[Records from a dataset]
# # # # #
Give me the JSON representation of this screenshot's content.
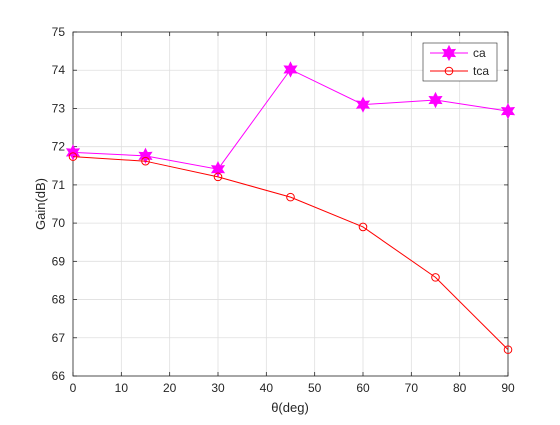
{
  "chart_data": {
    "type": "line",
    "title": "",
    "xlabel": "θ(deg)",
    "ylabel": "Gain(dB)",
    "xlim": [
      0,
      90
    ],
    "ylim": [
      66,
      75
    ],
    "xticks": [
      0,
      10,
      20,
      30,
      40,
      50,
      60,
      70,
      80,
      90
    ],
    "yticks": [
      66,
      67,
      68,
      69,
      70,
      71,
      72,
      73,
      74,
      75
    ],
    "grid": true,
    "legend_position": "top-right",
    "series": [
      {
        "name": "ca",
        "color": "#ff00ff",
        "marker": "hexagram",
        "x": [
          0,
          15,
          30,
          45,
          60,
          75,
          90
        ],
        "y": [
          71.85,
          71.76,
          71.41,
          74.02,
          73.1,
          73.22,
          72.93
        ]
      },
      {
        "name": "tca",
        "color": "#ff0000",
        "marker": "circle",
        "x": [
          0,
          15,
          30,
          45,
          60,
          75,
          90
        ],
        "y": [
          71.74,
          71.62,
          71.21,
          70.68,
          69.9,
          68.58,
          66.69
        ]
      }
    ]
  }
}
# # # # #
Give the data again exactly as written, with all pictures left out.

Give me the JSON representation of this screenshot's content.
{
  "chart_data": {
    "type": "line",
    "title": "",
    "xlabel": "θ(deg)",
    "ylabel": "Gain(dB)",
    "xlim": [
      0,
      90
    ],
    "ylim": [
      66,
      75
    ],
    "xticks": [
      0,
      10,
      20,
      30,
      40,
      50,
      60,
      70,
      80,
      90
    ],
    "yticks": [
      66,
      67,
      68,
      69,
      70,
      71,
      72,
      73,
      74,
      75
    ],
    "grid": true,
    "legend_position": "top-right",
    "series": [
      {
        "name": "ca",
        "color": "#ff00ff",
        "marker": "hexagram",
        "x": [
          0,
          15,
          30,
          45,
          60,
          75,
          90
        ],
        "y": [
          71.85,
          71.76,
          71.41,
          74.02,
          73.1,
          73.22,
          72.93
        ]
      },
      {
        "name": "tca",
        "color": "#ff0000",
        "marker": "circle",
        "x": [
          0,
          15,
          30,
          45,
          60,
          75,
          90
        ],
        "y": [
          71.74,
          71.62,
          71.21,
          70.68,
          69.9,
          68.58,
          66.69
        ]
      }
    ]
  }
}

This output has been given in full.